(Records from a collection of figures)
____________________
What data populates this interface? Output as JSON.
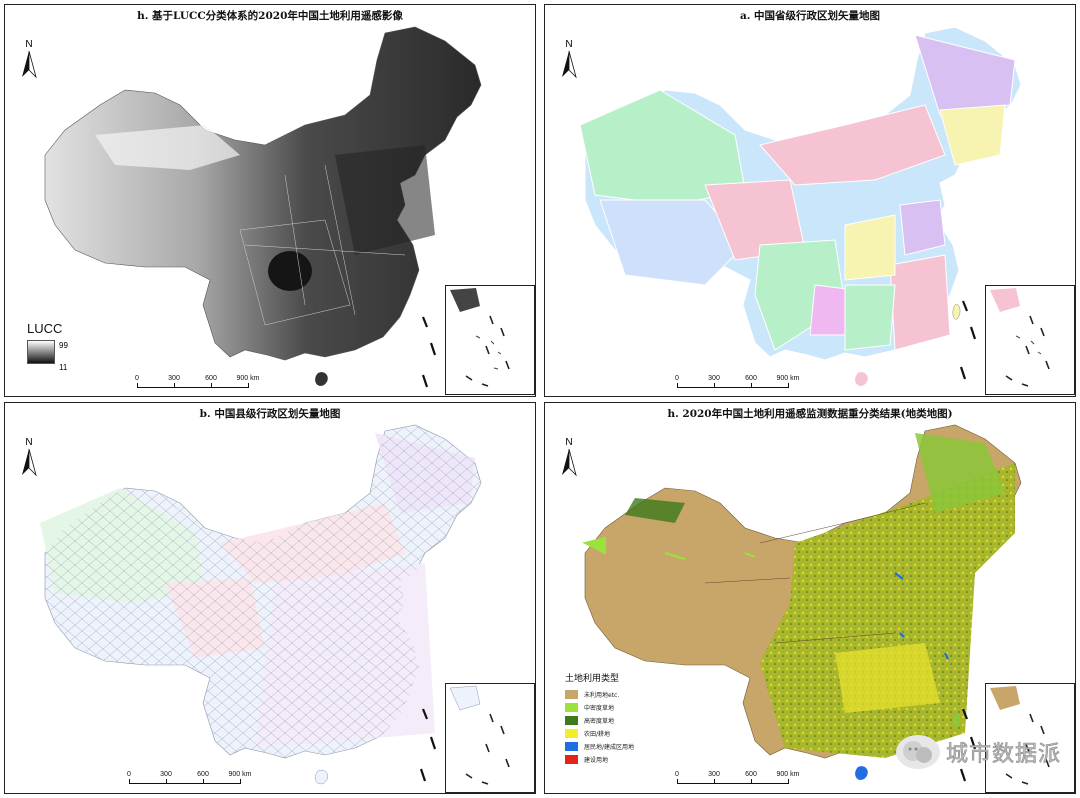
{
  "panels": {
    "top_left": {
      "title": "h. 基于LUCC分类体系的2020年中国土地利用遥感影像"
    },
    "top_right": {
      "title": "a. 中国省级行政区划矢量地图"
    },
    "bottom_left": {
      "title": "b. 中国县级行政区划矢量地图"
    },
    "bottom_right": {
      "title": "h. 2020年中国土地利用遥感监测数据重分类结果(地类地图)"
    }
  },
  "north_label": "N",
  "scale": {
    "labels": [
      "0",
      "300",
      "600",
      "900 km"
    ]
  },
  "lucc_legend": {
    "title": "LUCC",
    "max": "99",
    "min": "11"
  },
  "landuse_legend": {
    "title": "土地利用类型",
    "items": [
      {
        "label": "未利用地etc.",
        "color": "#c8a66a"
      },
      {
        "label": "中密度草地",
        "color": "#9be23c"
      },
      {
        "label": "高密度草地",
        "color": "#3d7a1a"
      },
      {
        "label": "农田/耕地",
        "color": "#f2ef2a"
      },
      {
        "label": "居民地/建成区用地",
        "color": "#1f6fe0"
      },
      {
        "label": "建设用地",
        "color": "#e3241b"
      }
    ]
  },
  "watermark": {
    "text": "城市数据派"
  },
  "colors": {
    "province_palette": [
      "#b7f0c8",
      "#f6c3d2",
      "#cfe1fa",
      "#f6c3d2",
      "#d8c0f2",
      "#f7f3b0",
      "#b7f0c8",
      "#c9e6fb",
      "#efb8f0"
    ],
    "county_line": "#9aa6b8"
  }
}
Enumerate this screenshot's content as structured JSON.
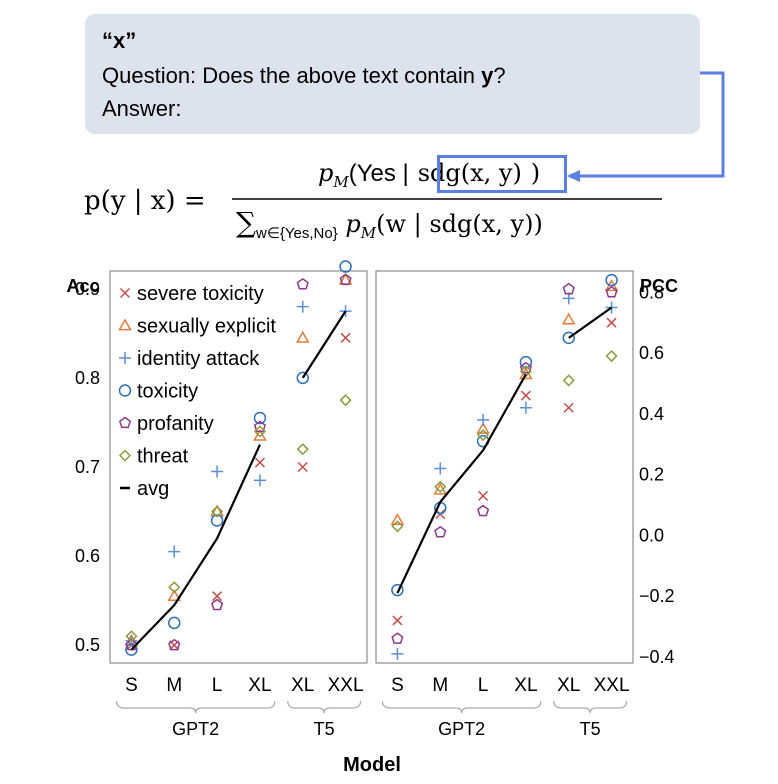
{
  "prompt": {
    "line1": "“x”",
    "line2_pre": "Question:  Does the above text contain ",
    "line2_var": "y",
    "line2_post": "?",
    "line3": "Answer:"
  },
  "equation": {
    "lhs": "p(y | x) =",
    "numerator_pre": "p",
    "numerator_sub": "M",
    "numerator_open": "(Yes |",
    "numerator_sdg": "sdg(x, y)",
    "numerator_close": ")",
    "denominator_sum": "∑",
    "denominator_sub": "w∈{Yes,No}",
    "denominator_rest_p": "p",
    "denominator_rest_sub": "M",
    "denominator_rest": "(w | sdg(x, y))"
  },
  "colors": {
    "severe_toxicity": "#c0504d",
    "sexually_explicit": "#e07b39",
    "identity_attack": "#5b8fd6",
    "toxicity": "#2f6fb5",
    "profanity": "#8e3a8a",
    "threat": "#8c9a3a",
    "avg": "#000000",
    "highlight": "#5b7fe0"
  },
  "chart_data": [
    {
      "type": "scatter",
      "panel": "left",
      "ylabel": "Acc",
      "ylim": [
        0.48,
        0.92
      ],
      "yticks": [
        "0.5",
        "0.6",
        "0.7",
        "0.8",
        "0.9"
      ],
      "categories": [
        "S",
        "M",
        "L",
        "XL",
        "XL",
        "XXL"
      ],
      "groups": [
        {
          "label": "GPT2",
          "span": [
            0,
            3
          ]
        },
        {
          "label": "T5",
          "span": [
            4,
            5
          ]
        }
      ],
      "legend": {
        "position": "top-left",
        "entries": [
          "severe toxicity",
          "sexually explicit",
          "identity attack",
          "toxicity",
          "profanity",
          "threat",
          "avg"
        ]
      },
      "series": [
        {
          "name": "severe toxicity",
          "marker": "x",
          "values": [
            0.5,
            0.5,
            0.555,
            0.705,
            0.7,
            0.845
          ]
        },
        {
          "name": "sexually explicit",
          "marker": "triangle",
          "values": [
            0.505,
            0.555,
            0.65,
            0.735,
            0.845,
            0.91
          ]
        },
        {
          "name": "identity attack",
          "marker": "plus",
          "values": [
            0.505,
            0.605,
            0.695,
            0.685,
            0.88,
            0.875
          ]
        },
        {
          "name": "toxicity",
          "marker": "circle",
          "values": [
            0.495,
            0.525,
            0.64,
            0.755,
            0.8,
            0.925
          ]
        },
        {
          "name": "profanity",
          "marker": "pentagon",
          "values": [
            0.5,
            0.5,
            0.545,
            0.745,
            0.905,
            0.91
          ]
        },
        {
          "name": "threat",
          "marker": "diamond",
          "values": [
            0.51,
            0.565,
            0.65,
            0.74,
            0.72,
            0.775
          ]
        },
        {
          "name": "avg",
          "marker": "line",
          "values": [
            0.495,
            0.545,
            0.62,
            0.725,
            0.8,
            0.875
          ],
          "segments": [
            [
              0,
              3
            ],
            [
              4,
              5
            ]
          ]
        }
      ]
    },
    {
      "type": "scatter",
      "panel": "right",
      "ylabel": "PCC",
      "ylim": [
        -0.42,
        0.87
      ],
      "yticks": [
        "−0.4",
        "−0.2",
        "0.0",
        "0.2",
        "0.4",
        "0.6",
        "0.8"
      ],
      "categories": [
        "S",
        "M",
        "L",
        "XL",
        "XL",
        "XXL"
      ],
      "groups": [
        {
          "label": "GPT2",
          "span": [
            0,
            3
          ]
        },
        {
          "label": "T5",
          "span": [
            4,
            5
          ]
        }
      ],
      "series": [
        {
          "name": "severe toxicity",
          "marker": "x",
          "values": [
            -0.28,
            0.07,
            0.13,
            0.46,
            0.42,
            0.7
          ]
        },
        {
          "name": "sexually explicit",
          "marker": "triangle",
          "values": [
            0.05,
            0.15,
            0.35,
            0.53,
            0.71,
            0.82
          ]
        },
        {
          "name": "identity attack",
          "marker": "plus",
          "values": [
            -0.39,
            0.22,
            0.38,
            0.42,
            0.78,
            0.75
          ]
        },
        {
          "name": "toxicity",
          "marker": "circle",
          "values": [
            -0.18,
            0.09,
            0.31,
            0.57,
            0.65,
            0.84
          ]
        },
        {
          "name": "profanity",
          "marker": "pentagon",
          "values": [
            -0.34,
            0.01,
            0.08,
            0.55,
            0.81,
            0.8
          ]
        },
        {
          "name": "threat",
          "marker": "diamond",
          "values": [
            0.03,
            0.16,
            0.33,
            0.54,
            0.51,
            0.59
          ]
        },
        {
          "name": "avg",
          "marker": "line",
          "values": [
            -0.19,
            0.11,
            0.28,
            0.53,
            0.65,
            0.75
          ],
          "segments": [
            [
              0,
              3
            ],
            [
              4,
              5
            ]
          ]
        }
      ]
    }
  ],
  "xlabel": "Model"
}
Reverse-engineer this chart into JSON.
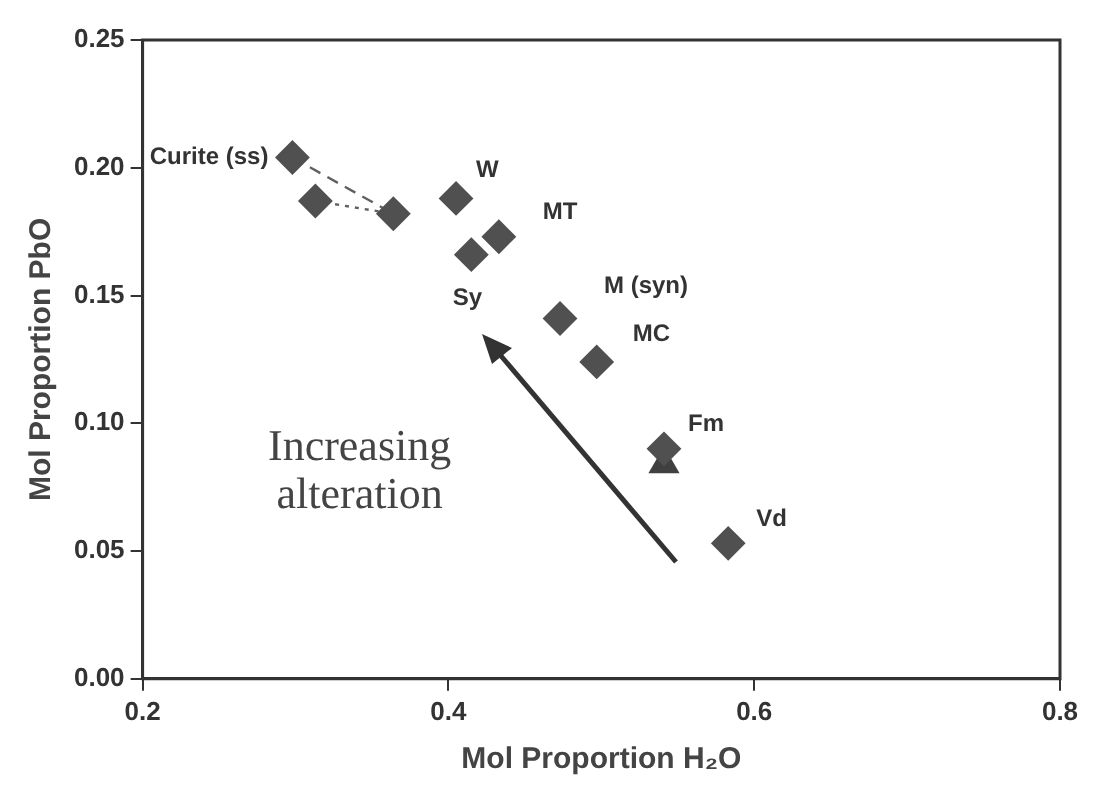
{
  "chart_data": {
    "type": "scatter",
    "xlabel": "Mol Proportion H₂O",
    "ylabel": "Mol Proportion PbO",
    "xlim": [
      0.2,
      0.8
    ],
    "xticks": [
      0.2,
      0.4,
      0.6,
      0.8
    ],
    "ylim": [
      0,
      0.25
    ],
    "yticks": [
      {
        "value": 0,
        "label": "0.00"
      },
      {
        "value": 0.05,
        "label": "0.05"
      },
      {
        "value": 0.1,
        "label": "0.10"
      },
      {
        "value": 0.15,
        "label": "0.15"
      },
      {
        "value": 0.2,
        "label": "0.20"
      },
      {
        "value": 0.25,
        "label": "0.25"
      }
    ],
    "grid": false,
    "legend": false,
    "series": [
      {
        "type": "scatter",
        "marker": "diamond",
        "color": "#505050",
        "x": [
          0.298,
          0.313,
          0.364,
          0.405,
          0.415,
          0.433,
          0.473,
          0.497,
          0.541,
          0.583
        ],
        "values": [
          0.204,
          0.187,
          0.182,
          0.188,
          0.166,
          0.173,
          0.141,
          0.124,
          0.09,
          0.053
        ]
      },
      {
        "type": "scatter",
        "marker": "triangle",
        "color": "#404040",
        "x": [
          0.541
        ],
        "values": [
          0.084
        ]
      },
      {
        "type": "line",
        "line_style": "dashed",
        "marker": "none",
        "color": "#606060",
        "x": [
          0.298,
          0.364
        ],
        "values": [
          0.204,
          0.182
        ]
      },
      {
        "type": "line",
        "line_style": "dotted",
        "marker": "none",
        "color": "#606060",
        "x": [
          0.313,
          0.364
        ],
        "values": [
          0.187,
          0.182
        ]
      }
    ],
    "annotations": [
      {
        "text": "Curite (ss)",
        "x": 0.298,
        "y": 0.204
      },
      {
        "text": "W",
        "x": 0.405,
        "y": 0.188
      },
      {
        "text": "MT",
        "x": 0.433,
        "y": 0.173
      },
      {
        "text": "Sy",
        "x": 0.415,
        "y": 0.166
      },
      {
        "text": "M (syn)",
        "x": 0.473,
        "y": 0.141
      },
      {
        "text": "MC",
        "x": 0.497,
        "y": 0.124
      },
      {
        "text": "Fm",
        "x": 0.541,
        "y": 0.09
      },
      {
        "text": "Vd",
        "x": 0.583,
        "y": 0.053
      },
      "Increasing alteration"
    ]
  }
}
____________________
Search the listing for the string "JSON". Copy each line where it turns up.

== FULL SOLUTION ==
What data populates this interface? Output as JSON.
Enumerate this screenshot's content as structured JSON.
Reverse-engineer this chart into JSON.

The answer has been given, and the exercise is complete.